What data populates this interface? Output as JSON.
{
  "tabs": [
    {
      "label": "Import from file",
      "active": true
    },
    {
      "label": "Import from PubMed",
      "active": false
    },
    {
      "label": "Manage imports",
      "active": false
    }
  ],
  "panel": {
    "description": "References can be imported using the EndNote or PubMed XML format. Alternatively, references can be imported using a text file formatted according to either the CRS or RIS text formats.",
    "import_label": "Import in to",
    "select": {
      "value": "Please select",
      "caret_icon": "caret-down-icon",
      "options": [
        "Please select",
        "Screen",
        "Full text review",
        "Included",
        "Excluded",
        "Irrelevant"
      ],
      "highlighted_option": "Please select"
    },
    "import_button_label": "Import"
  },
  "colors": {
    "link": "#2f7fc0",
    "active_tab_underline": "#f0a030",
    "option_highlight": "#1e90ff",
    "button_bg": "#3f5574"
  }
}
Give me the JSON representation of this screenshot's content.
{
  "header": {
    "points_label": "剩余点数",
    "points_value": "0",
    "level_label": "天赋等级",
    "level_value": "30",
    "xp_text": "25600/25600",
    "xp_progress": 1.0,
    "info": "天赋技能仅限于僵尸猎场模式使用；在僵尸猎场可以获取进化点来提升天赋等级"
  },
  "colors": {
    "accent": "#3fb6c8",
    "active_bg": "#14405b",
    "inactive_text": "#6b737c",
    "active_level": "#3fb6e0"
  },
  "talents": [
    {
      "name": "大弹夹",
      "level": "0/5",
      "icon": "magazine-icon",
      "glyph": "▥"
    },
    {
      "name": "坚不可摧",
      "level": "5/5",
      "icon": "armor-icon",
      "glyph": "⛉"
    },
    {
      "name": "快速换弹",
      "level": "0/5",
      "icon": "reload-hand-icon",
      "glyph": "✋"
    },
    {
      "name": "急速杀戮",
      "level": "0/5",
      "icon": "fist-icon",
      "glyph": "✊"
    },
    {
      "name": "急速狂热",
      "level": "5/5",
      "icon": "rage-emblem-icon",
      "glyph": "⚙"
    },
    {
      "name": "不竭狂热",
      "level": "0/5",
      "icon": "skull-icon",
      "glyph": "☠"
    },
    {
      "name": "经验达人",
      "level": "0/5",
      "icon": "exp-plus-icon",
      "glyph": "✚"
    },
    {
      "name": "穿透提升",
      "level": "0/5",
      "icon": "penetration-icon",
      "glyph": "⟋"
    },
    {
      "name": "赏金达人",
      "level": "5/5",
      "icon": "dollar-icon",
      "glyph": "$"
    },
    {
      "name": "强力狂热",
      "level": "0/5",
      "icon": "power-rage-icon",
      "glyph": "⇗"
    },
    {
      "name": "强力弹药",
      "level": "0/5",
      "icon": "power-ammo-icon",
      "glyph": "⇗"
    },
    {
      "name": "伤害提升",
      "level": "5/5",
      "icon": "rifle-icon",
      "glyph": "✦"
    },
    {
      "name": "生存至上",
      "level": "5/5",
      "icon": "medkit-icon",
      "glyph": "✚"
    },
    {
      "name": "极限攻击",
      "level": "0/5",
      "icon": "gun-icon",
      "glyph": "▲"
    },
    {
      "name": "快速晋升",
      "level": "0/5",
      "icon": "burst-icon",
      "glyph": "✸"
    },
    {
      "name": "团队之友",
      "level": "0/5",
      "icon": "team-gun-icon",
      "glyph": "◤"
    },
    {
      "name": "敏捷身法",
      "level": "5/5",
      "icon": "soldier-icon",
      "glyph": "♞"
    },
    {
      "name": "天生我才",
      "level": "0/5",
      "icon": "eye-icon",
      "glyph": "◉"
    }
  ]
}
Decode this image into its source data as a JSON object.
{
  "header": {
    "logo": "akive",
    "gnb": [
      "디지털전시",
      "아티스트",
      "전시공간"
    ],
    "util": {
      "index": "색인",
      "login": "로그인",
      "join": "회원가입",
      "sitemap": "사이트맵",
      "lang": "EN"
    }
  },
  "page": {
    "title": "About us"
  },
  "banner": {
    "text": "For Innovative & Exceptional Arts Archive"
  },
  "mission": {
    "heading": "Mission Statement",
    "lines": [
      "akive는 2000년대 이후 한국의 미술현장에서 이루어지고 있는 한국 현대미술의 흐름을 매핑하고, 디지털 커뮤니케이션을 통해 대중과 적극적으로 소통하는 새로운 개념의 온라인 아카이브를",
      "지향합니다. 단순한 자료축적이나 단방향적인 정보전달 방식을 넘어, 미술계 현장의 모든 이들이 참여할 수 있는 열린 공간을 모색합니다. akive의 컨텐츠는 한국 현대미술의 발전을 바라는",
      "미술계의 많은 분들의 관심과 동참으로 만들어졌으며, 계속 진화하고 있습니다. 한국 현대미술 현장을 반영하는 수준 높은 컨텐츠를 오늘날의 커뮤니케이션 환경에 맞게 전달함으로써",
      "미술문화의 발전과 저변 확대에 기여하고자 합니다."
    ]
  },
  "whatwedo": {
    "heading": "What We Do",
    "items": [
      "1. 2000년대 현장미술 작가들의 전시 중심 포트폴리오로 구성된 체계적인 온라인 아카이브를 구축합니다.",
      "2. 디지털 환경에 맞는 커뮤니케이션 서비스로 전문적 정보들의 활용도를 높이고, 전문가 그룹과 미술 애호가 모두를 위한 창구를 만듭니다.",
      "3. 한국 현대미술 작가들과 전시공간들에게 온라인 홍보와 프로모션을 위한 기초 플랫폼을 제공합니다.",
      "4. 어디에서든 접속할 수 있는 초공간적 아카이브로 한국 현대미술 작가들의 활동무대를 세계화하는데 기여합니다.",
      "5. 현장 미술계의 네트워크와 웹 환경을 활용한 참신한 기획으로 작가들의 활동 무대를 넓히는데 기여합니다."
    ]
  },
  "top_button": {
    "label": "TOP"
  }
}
* * * *
To be done —
Copy all of the data. Keep every word exactly as it is.

Solution to this task —
What data populates this interface? Output as JSON.
{
  "tabs": [
    {
      "label": "Import from file",
      "active": true
    },
    {
      "label": "Import from PubMed",
      "active": false
    },
    {
      "label": "Manage imports",
      "active": false
    }
  ],
  "panel": {
    "description": "References can be imported using the EndNote or PubMed XML format. Alternatively, references can be imported using a text file formatted according to either the CRS or RIS text formats.",
    "import_label": "Import in to",
    "select": {
      "value": "Please select",
      "caret_icon": "caret-down-icon",
      "options": [
        "Please select",
        "Screen",
        "Full text review",
        "Included",
        "Excluded",
        "Irrelevant"
      ],
      "highlighted_option": "Please select"
    },
    "import_button_label": "Import"
  },
  "colors": {
    "link": "#2f7fc0",
    "active_tab_underline": "#f0a030",
    "option_highlight": "#1e90ff",
    "button_bg": "#3f5574"
  }
}
Give me the JSON representation of this screenshot's content.
{
  "header": {
    "points_label": "剩余点数",
    "points_value": "0",
    "level_label": "天赋等级",
    "level_value": "30",
    "xp_text": "25600/25600",
    "xp_progress": 1.0,
    "info": "天赋技能仅限于僵尸猎场模式使用；在僵尸猎场可以获取进化点来提升天赋等级"
  },
  "colors": {
    "accent": "#3fb6c8",
    "active_bg": "#14405b",
    "inactive_text": "#6b737c",
    "active_level": "#3fb6e0"
  },
  "talents": [
    {
      "name": "大弹夹",
      "level": "0/5",
      "icon": "magazine-icon",
      "glyph": "▥"
    },
    {
      "name": "坚不可摧",
      "level": "5/5",
      "icon": "armor-icon",
      "glyph": "⛉"
    },
    {
      "name": "快速换弹",
      "level": "0/5",
      "icon": "reload-hand-icon",
      "glyph": "✋"
    },
    {
      "name": "急速杀戮",
      "level": "0/5",
      "icon": "fist-icon",
      "glyph": "✊"
    },
    {
      "name": "急速狂热",
      "level": "5/5",
      "icon": "rage-emblem-icon",
      "glyph": "⚙"
    },
    {
      "name": "不竭狂热",
      "level": "0/5",
      "icon": "skull-icon",
      "glyph": "☠"
    },
    {
      "name": "经验达人",
      "level": "0/5",
      "icon": "exp-plus-icon",
      "glyph": "✚"
    },
    {
      "name": "穿透提升",
      "level": "0/5",
      "icon": "penetration-icon",
      "glyph": "⟋"
    },
    {
      "name": "赏金达人",
      "level": "5/5",
      "icon": "dollar-icon",
      "glyph": "$"
    },
    {
      "name": "强力狂热",
      "level": "0/5",
      "icon": "power-rage-icon",
      "glyph": "⇗"
    },
    {
      "name": "强力弹药",
      "level": "0/5",
      "icon": "power-ammo-icon",
      "glyph": "⇗"
    },
    {
      "name": "伤害提升",
      "level": "5/5",
      "icon": "rifle-icon",
      "glyph": "✦"
    },
    {
      "name": "生存至上",
      "level": "5/5",
      "icon": "medkit-icon",
      "glyph": "✚"
    },
    {
      "name": "极限攻击",
      "level": "0/5",
      "icon": "gun-icon",
      "glyph": "▲"
    },
    {
      "name": "快速晋升",
      "level": "0/5",
      "icon": "burst-icon",
      "glyph": "✸"
    },
    {
      "name": "团队之友",
      "level": "0/5",
      "icon": "team-gun-icon",
      "glyph": "◤"
    },
    {
      "name": "敏捷身法",
      "level": "5/5",
      "icon": "soldier-icon",
      "glyph": "♞"
    },
    {
      "name": "天生我才",
      "level": "0/5",
      "icon": "eye-icon",
      "glyph": "◉"
    }
  ]
}
Decode this image into its source data as a JSON object.
{
  "header": {
    "logo": "akive",
    "gnb": [
      "디지털전시",
      "아티스트",
      "전시공간"
    ],
    "util": {
      "index": "색인",
      "login": "로그인",
      "join": "회원가입",
      "sitemap": "사이트맵",
      "lang": "EN"
    }
  },
  "page": {
    "title": "About us"
  },
  "banner": {
    "text": "For Innovative & Exceptional Arts Archive"
  },
  "mission": {
    "heading": "Mission Statement",
    "lines": [
      "akive는 2000년대 이후 한국의 미술현장에서 이루어지고 있는 한국 현대미술의 흐름을 매핑하고, 디지털 커뮤니케이션을 통해 대중과 적극적으로 소통하는 새로운 개념의 온라인 아카이브를",
      "지향합니다. 단순한 자료축적이나 단방향적인 정보전달 방식을 넘어, 미술계 현장의 모든 이들이 참여할 수 있는 열린 공간을 모색합니다. akive의 컨텐츠는 한국 현대미술의 발전을 바라는",
      "미술계의 많은 분들의 관심과 동참으로 만들어졌으며, 계속 진화하고 있습니다. 한국 현대미술 현장을 반영하는 수준 높은 컨텐츠를 오늘날의 커뮤니케이션 환경에 맞게 전달함으로써",
      "미술문화의 발전과 저변 확대에 기여하고자 합니다."
    ]
  },
  "whatwedo": {
    "heading": "What We Do",
    "items": [
      "1. 2000년대 현장미술 작가들의 전시 중심 포트폴리오로 구성된 체계적인 온라인 아카이브를 구축합니다.",
      "2. 디지털 환경에 맞는 커뮤니케이션 서비스로 전문적 정보들의 활용도를 높이고, 전문가 그룹과 미술 애호가 모두를 위한 창구를 만듭니다.",
      "3. 한국 현대미술 작가들과 전시공간들에게 온라인 홍보와 프로모션을 위한 기초 플랫폼을 제공합니다.",
      "4. 어디에서든 접속할 수 있는 초공간적 아카이브로 한국 현대미술 작가들의 활동무대를 세계화하는데 기여합니다.",
      "5. 현장 미술계의 네트워크와 웹 환경을 활용한 참신한 기획으로 작가들의 활동 무대를 넓히는데 기여합니다."
    ]
  },
  "top_button": {
    "label": "TOP"
  }
}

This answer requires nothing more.